(TASK DESCRIPTION): Across all entries below, how many lines include "durch"? Only the number, please.
(INPUT RECORDS Opens)
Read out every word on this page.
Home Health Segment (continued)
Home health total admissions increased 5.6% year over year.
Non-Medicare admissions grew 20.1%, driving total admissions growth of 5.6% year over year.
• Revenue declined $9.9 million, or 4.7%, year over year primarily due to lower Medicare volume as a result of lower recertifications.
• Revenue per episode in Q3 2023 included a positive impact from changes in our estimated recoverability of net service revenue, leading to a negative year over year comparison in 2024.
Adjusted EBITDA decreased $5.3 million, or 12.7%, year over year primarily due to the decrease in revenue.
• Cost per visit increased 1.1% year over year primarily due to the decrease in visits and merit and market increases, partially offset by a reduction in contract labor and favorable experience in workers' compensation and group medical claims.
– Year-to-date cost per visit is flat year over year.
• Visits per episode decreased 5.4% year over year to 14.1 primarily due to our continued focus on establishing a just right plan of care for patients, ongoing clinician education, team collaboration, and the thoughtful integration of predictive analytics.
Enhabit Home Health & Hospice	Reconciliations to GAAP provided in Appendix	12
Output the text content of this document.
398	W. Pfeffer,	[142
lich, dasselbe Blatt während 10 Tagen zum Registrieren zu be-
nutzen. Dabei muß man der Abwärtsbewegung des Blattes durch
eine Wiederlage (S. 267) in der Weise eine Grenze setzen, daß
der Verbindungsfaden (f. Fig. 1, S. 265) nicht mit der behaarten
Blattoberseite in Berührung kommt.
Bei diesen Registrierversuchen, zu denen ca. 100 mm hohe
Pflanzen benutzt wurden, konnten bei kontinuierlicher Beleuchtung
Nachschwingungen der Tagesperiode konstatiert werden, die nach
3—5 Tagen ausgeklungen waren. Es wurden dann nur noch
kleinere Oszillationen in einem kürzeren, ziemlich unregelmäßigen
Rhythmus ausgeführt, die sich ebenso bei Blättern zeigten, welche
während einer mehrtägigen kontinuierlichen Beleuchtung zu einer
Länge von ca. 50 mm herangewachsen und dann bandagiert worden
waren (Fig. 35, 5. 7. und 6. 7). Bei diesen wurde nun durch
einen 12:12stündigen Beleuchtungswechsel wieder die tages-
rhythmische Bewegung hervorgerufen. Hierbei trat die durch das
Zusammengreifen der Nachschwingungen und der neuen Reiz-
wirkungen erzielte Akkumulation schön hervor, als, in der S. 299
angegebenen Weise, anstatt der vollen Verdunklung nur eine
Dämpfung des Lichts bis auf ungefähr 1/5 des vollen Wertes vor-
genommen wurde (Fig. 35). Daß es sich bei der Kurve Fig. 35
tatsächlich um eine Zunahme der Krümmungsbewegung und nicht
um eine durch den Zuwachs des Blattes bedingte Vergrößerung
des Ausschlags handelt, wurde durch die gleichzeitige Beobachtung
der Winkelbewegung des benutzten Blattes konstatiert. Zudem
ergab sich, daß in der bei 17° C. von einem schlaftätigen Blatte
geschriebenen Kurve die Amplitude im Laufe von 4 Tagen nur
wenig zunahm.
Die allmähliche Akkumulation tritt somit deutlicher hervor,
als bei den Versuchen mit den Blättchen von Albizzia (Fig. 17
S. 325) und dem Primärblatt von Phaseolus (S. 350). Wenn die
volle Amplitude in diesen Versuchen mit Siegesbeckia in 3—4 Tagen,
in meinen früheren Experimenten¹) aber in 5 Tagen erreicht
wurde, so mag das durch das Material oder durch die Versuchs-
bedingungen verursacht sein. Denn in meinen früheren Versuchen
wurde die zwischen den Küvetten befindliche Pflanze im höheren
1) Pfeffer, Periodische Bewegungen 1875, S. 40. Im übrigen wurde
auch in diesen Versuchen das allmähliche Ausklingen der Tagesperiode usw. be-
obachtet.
(INPUT RECORDS Closes)
(ANSWER BELOW): 6